**Exercise:** Give the count of lines containing the string "page", with no other output.

--- Start Records for the exercise ---

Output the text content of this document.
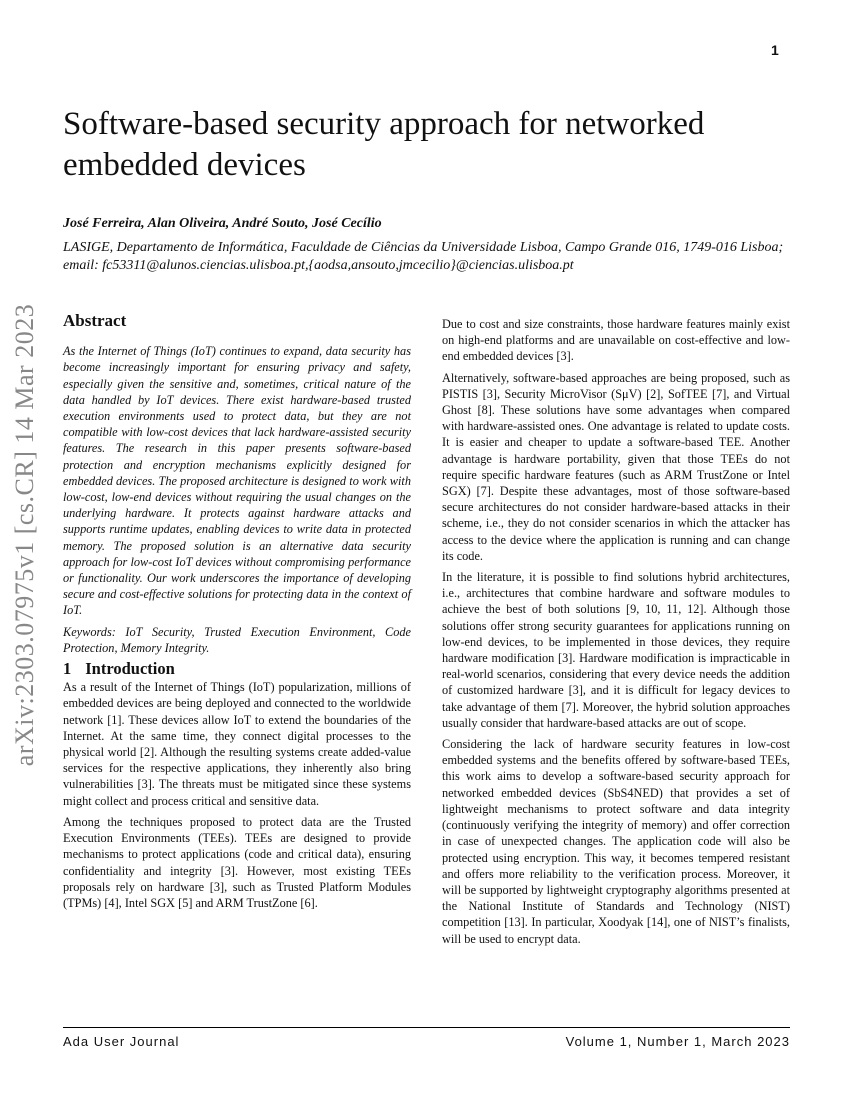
1
Software-based security approach for networked embedded devices
José Ferreira, Alan Oliveira, André Souto, José Cecílio
LASIGE, Departamento de Informática, Faculdade de Ciências da Universidade Lisboa, Campo Grande 016, 1749-016 Lisboa; email: fc53311@alunos.ciencias.ulisboa.pt,{aodsa,ansouto,jmcecilio}@ciencias.ulisboa.pt
arXiv:2303.07975v1 [cs.CR] 14 Mar 2023 Abstract

As the Internet of Things (IoT) continues to expand, data security has become increasingly important for ensuring privacy and safety, especially given the sensitive and, sometimes, critical nature of the data handled by IoT devices. There exist hardware-based trusted execution environments used to protect data, but they are not compatible with low-cost devices that lack hardware-assisted security features. The research in this paper presents software-based protection and encryption mechanisms explicitly designed for embedded devices. The proposed architecture is designed to work with low-cost, low-end devices without requiring the usual changes on the underlying hardware. It protects against hardware attacks and supports runtime updates, enabling devices to write data in protected memory. The proposed solution is an alternative data security approach for low-cost IoT devices without compromising performance or functionality. Our work underscores the importance of developing secure and cost-effective solutions for protecting data in the context of IoT.

Keywords: IoT Security, Trusted Execution Environment, Code Protection, Memory Integrity.

1 Introduction

As a result of the Internet of Things (IoT) popularization, millions of embedded devices are being deployed and connected to the worldwide network [1]. These devices allow IoT to extend the boundaries of the Internet. At the same time, they connect digital processes to the physical world [2]. Although the resulting systems create added-value services for the respective applications, they inherently also bring vulnerabilities [3]. The threats must be mitigated since these systems might collect and process critical and sensitive data.

Among the techniques proposed to protect data are the Trusted Execution Environments (TEEs). TEEs are designed to provide mechanisms to protect applications (code and critical data), ensuring confidentiality and integrity [3]. However, most existing TEEs proposals rely on hardware [3], such as Trusted Platform Modules (TPMs) [4], Intel SGX [5] and ARM TrustZone [6].

Due to cost and size constraints, those hardware features mainly exist on high-end platforms and are unavailable on cost-effective and low-end embedded devices [3].

Alternatively, software-based approaches are being proposed, such as PISTIS [3], Security MicroVisor (SμV) [2], SofTEE [7], and Virtual Ghost [8]. These solutions have some advantages when compared with hardware-assisted ones. One advantage is related to update costs. It is easier and cheaper to update a software-based TEE. Another advantage is hardware portability, given that those TEEs do not require specific hardware features (such as ARM TrustZone or Intel SGX) [7]. Despite these advantages, most of those software-based secure architectures do not consider hardware-based attacks in their scheme, i.e., they do not consider scenarios in which the attacker has access to the device where the application is running and can change its code.

In the literature, it is possible to find solutions hybrid architectures, i.e., architectures that combine hardware and software modules to achieve the best of both solutions [9, 10, 11, 12]. Although those solutions offer strong security guarantees for applications running on low-end devices, to be implemented in those devices, they require hardware modification [3]. Hardware modification is impracticable in real-world scenarios, considering that every device needs the addition of customized hardware [3], and it is difficult for legacy devices to take advantage of them [7]. Moreover, the hybrid solution approaches usually consider that hardware-based attacks are out of scope.

Considering the lack of hardware security features in low-cost embedded systems and the benefits offered by software-based TEEs, this work aims to develop a software-based security approach for networked embedded devices (SbS4NED) that provides a set of lightweight mechanisms to protect software and data integrity (continuously verifying the integrity of memory) and offer correction in case of unexpected changes. The application code will also be protected using encryption. This way, it becomes tempered resistant and offers more reliability to the verification process. Moreover, it will be supported by lightweight cryptography algorithms presented at the National Institute of Standards and Technology (NIST) competition [13]. In particular, Xoodyak [14], one of NIST’s finalists, will be used to encrypt data.

Ada User Journal	Volume 1, Number 1, March 2023
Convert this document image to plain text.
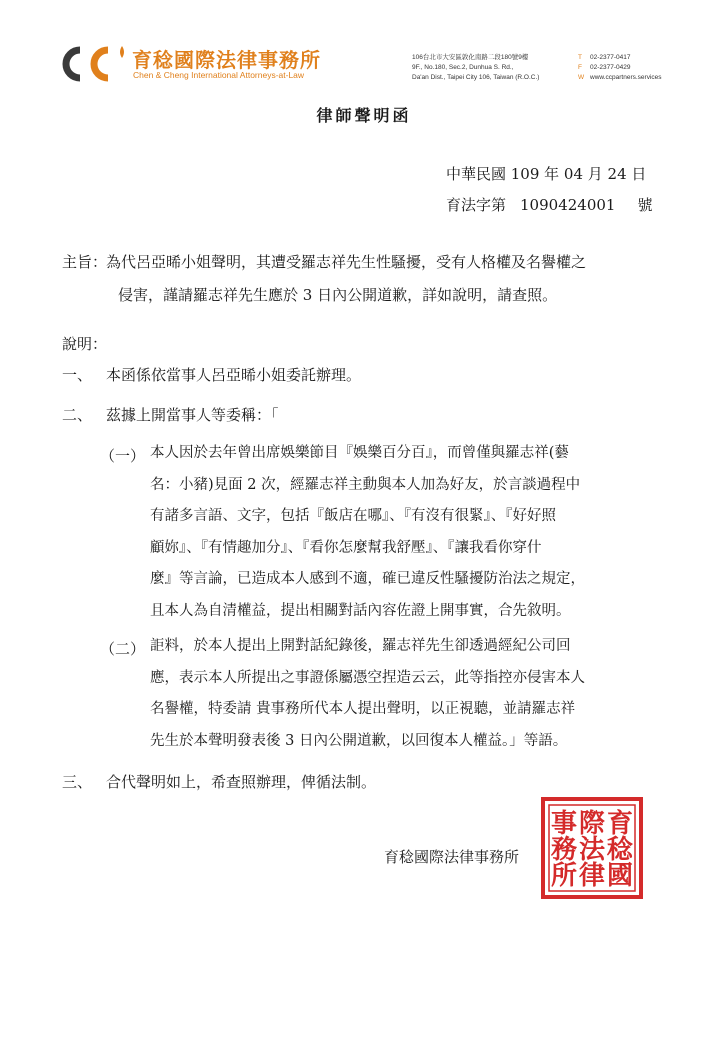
育稔國際法律事務所
Chen & Cheng International Attorneys-at-Law
106台北市大安區敦化南路二段180號9樓
9F., No.180, Sec.2, Dunhua S. Rd.,
Da'an Dist., Taipei City 106, Taiwan (R.O.C.)
T 02-2377-0417
F 02-2377-0429
W www.ccpartners.services
律師聲明函
中華民國 109 年 04 月 24 日
育法字第 1090424001 號
主旨：
為代呂亞晞小姐聲明，其遭受羅志祥先生性騷擾，受有人格權及名譽權之
侵害，謹請羅志祥先生應於 3 日內公開道歉，詳如說明，請查照。
說明：
一、 本函係依當事人呂亞晞小姐委託辦理。
二、 茲據上開當事人等委稱：「
（一） 本人因於去年曾出席娛樂節目『娛樂百分百』，而曾僅與羅志祥(藝
名：小豬)見面 2 次，經羅志祥主動與本人加為好友，於言談過程中
有諸多言語、文字，包括『飯店在哪』、『有沒有很緊』、『好好照
顧妳』、『有情趣加分』、『看你怎麼幫我舒壓』、『讓我看你穿什
麼』等言論，已造成本人感到不適，確已違反性騷擾防治法之規定，
且本人為自清權益，提出相關對話內容佐證上開事實，合先敘明。
（二） 詎料，於本人提出上開對話紀錄後，羅志祥先生卻透過經紀公司回
應，表示本人所提出之事證係屬憑空捏造云云，此等指控亦侵害本人
名譽權，特委請 貴事務所代本人提出聲明，以正視聽，並請羅志祥
先生於本聲明發表後 3 日內公開道歉，以回復本人權益。」等語。
三、 合代聲明如上，希查照辦理，俾循法制。
育稔國際法律事務所
育
稔
國
際
法
律
事
務
所
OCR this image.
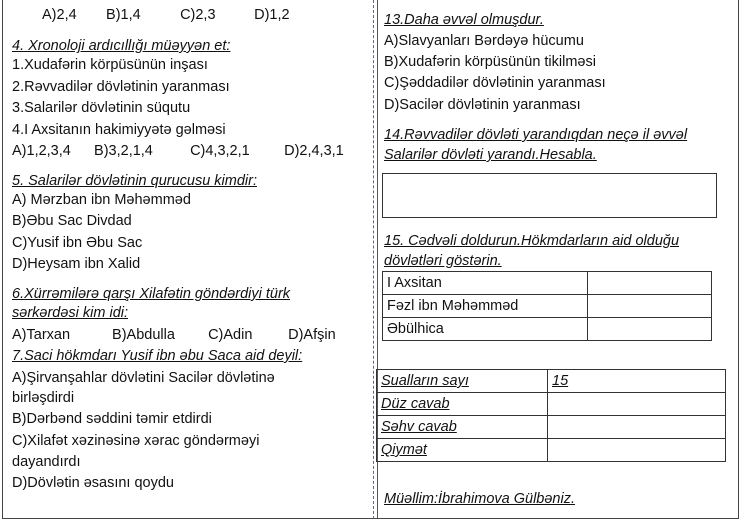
A)2,4 B)1,4	C)2,3	D)1,2
4. Xronoloji ardıcıllığı müəyyən et:
1.Xudafərin körpüsünün inşası
2.Rəvvadilər dövlətinin yaranması
3.Salarilər dövlətinin süqutu
4.I Axsitanın hakimiyyətə gəlməsi
A)1,2,3,4 B)3,2,1,4	C)4,3,2,1 D)2,4,3,1
5. Salarilər dövlətinin qurucusu kimdir:
A) Mərzban ibn Məhəmməd
B)Əbu Sac Divdad
C)Yusif ibn Əbu Sac
D)Heysam ibn Xalid
6.Xürrəmilərə qarşı Xilafətin göndərdiyi türk
sərkərdəsi kim idi:
A)Tarxan	B)Abdulla C)Adin D)Afşin
7.Saci hökmdarı Yusif ibn əbu Saca aid deyil:
A)Şirvanşahlar dövlətini Sacilər dövlətinə
birləşdirdi
B)Dərbənd səddini təmir etdirdi
C)Xilafət xəzinəsinə xərac göndərməyi
dayandırdı
D)Dövlətin əsasını qoydu
13.Daha əvvəl olmuşdur.
A)Slavyanları Bərdəyə hücumu
B)Xudafərin körpüsünün tikilməsi
C)Şəddadilər dövlətinin yaranması
D)Sacilər dövlətinin yaranması
14.Rəvvadilər dövləti yarandıqdan neçə il əvvəl
Salarilər dövləti yarandı.Hesabla.
15. Cədvəli doldurun.Hökmdarların aid olduğu
dövlətləri göstərin.
I Axsitan	
Fəzl ibn Məhəmməd	
Əbülhica	
Sualların sayı	15
Düz cavab	
Səhv cavab	
Qiymət	
Müəllim:İbrahimova Gülbəniz.
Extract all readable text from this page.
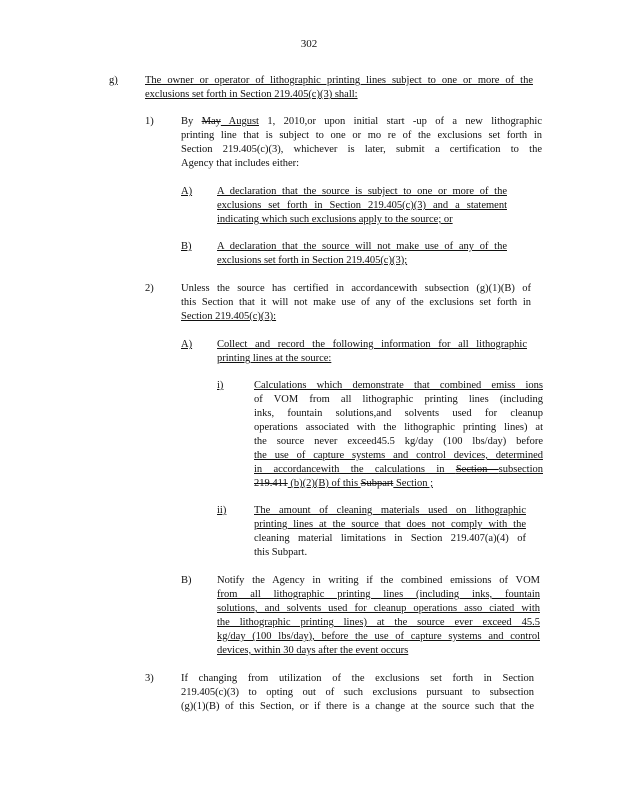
302
g)	The owner or operator of lithographic printing lines subject to one or more of the
exclusions set forth in Section 219.405(c)(3) shall:
1)	By May August 1, 2010,or upon initial start -up of a new lithographic
printing line that is subject to one or mo re of the exclusions set forth in
Section 219.405(c)(3), whichever is later, submit a certification to the
Agency that includes either:
A) A declaration that the source is subject to one or more of the
exclusions set forth in Section 219.405(c)(3) and a statement
indicating which such exclusions apply to the source; or
B) A declaration that the source will not make use of any of the
exclusions set forth in Section 219.405(c)(3);
2)	Unless the source has certified in accordancewith subsection (g)(1)(B) of
this Section that it will not make use of any of the exclusions set forth in
Section 219.405(c)(3):
A) Collect and record the following information for all lithographic
printing lines at the source:
i)	Calculations which demonstrate that combined emiss ions
of VOM from all lithographic printing lines (including
inks, fountain solutions,and solvents used for cleanup
operations associated with the lithographic printing lines) at
the source never exceed45.5 kg/day (100 lbs/day) before
the use of capture systems and control devices, determined
in accordancewith the calculations in Section subsection
219.411 (b)(2)(B) of this Subpart Section ;
ii)	The amount of cleaning materials used on lithographic
printing lines at the source that does not comply with the
cleaning material limitations in Section 219.407(a)(4) of
this Subpart.
B) Notify the Agency in writing if the combined emissions of VOM
from all lithographic printing lines (including inks, fountain
solutions, and solvents used for cleanup operations asso ciated with
the lithographic printing lines) at the source ever exceed 45.5
kg/day (100 lbs/day), before the use of capture systems and control
devices, within 30 days after the event occurs
3)	If changing from utilization of the exclusions set forth in Section
219.405(c)(3) to opting out of such exclusions pursuant to subsection
(g)(1)(B) of this Section, or if there is a change at the source such that the
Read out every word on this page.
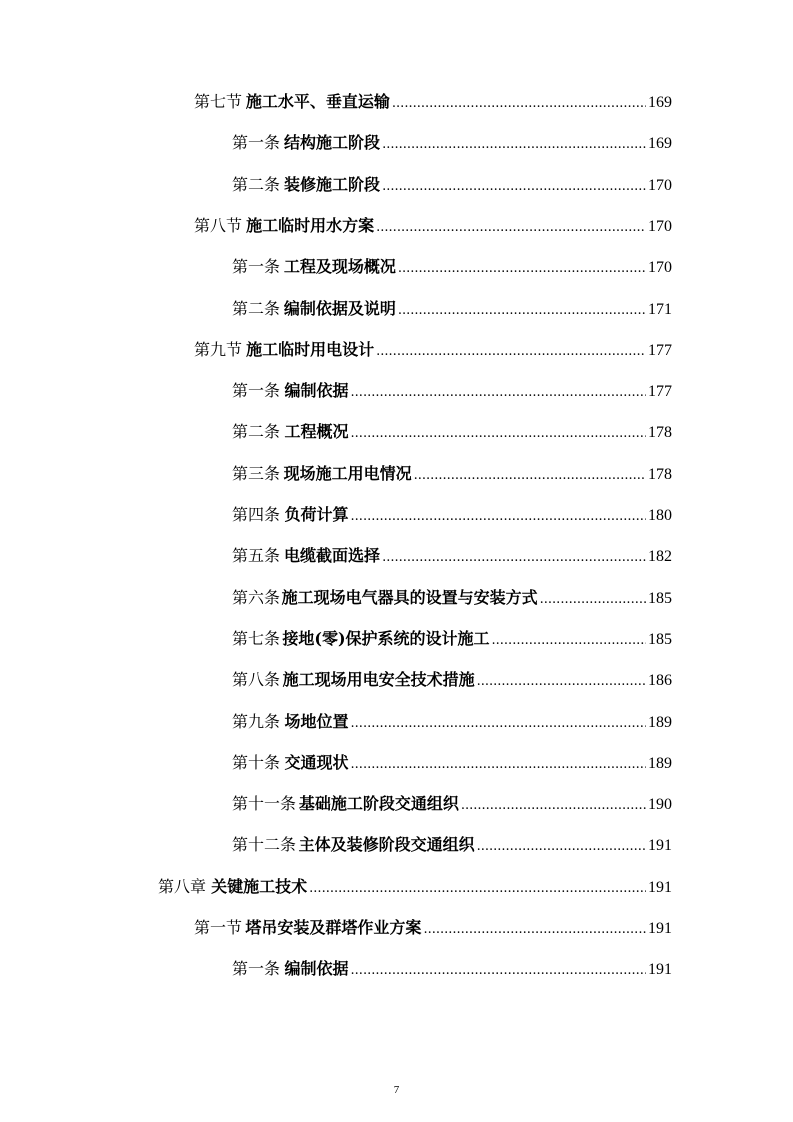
第七节 施工水平、垂直运输 .....	169
第一条 结构施工阶段 .....	169
第二条 装修施工阶段 .....	170
第八节 施工临时用水方案 .....	170
第一条 工程及现场概况 .....	170
第二条 编制依据及说明 .....	171
第九节 施工临时用电设计 .....	177
第一条 编制依据 .....	177
第二条 工程概况 .....	178
第三条 现场施工用电情况 .....	178
第四条 负荷计算 .....	180
第五条 电缆截面选择 .....	182
第六条 施工现场电气器具的设置与安装方式 .....	185
第七条 接地(零)保护系统的设计施工 .....	185
第八条 施工现场用电安全技术措施 .....	186
第九条 场地位置 .....	189
第十条 交通现状 .....	189
第十一条 基础施工阶段交通组织 .....	190
第十二条 主体及装修阶段交通组织 .....	191
第八章 关键施工技术 .....	191
第一节 塔吊安装及群塔作业方案 .....	191
第一条 编制依据 .....	191
7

--- End Records for the exercise ---

**Solution for this task:** 2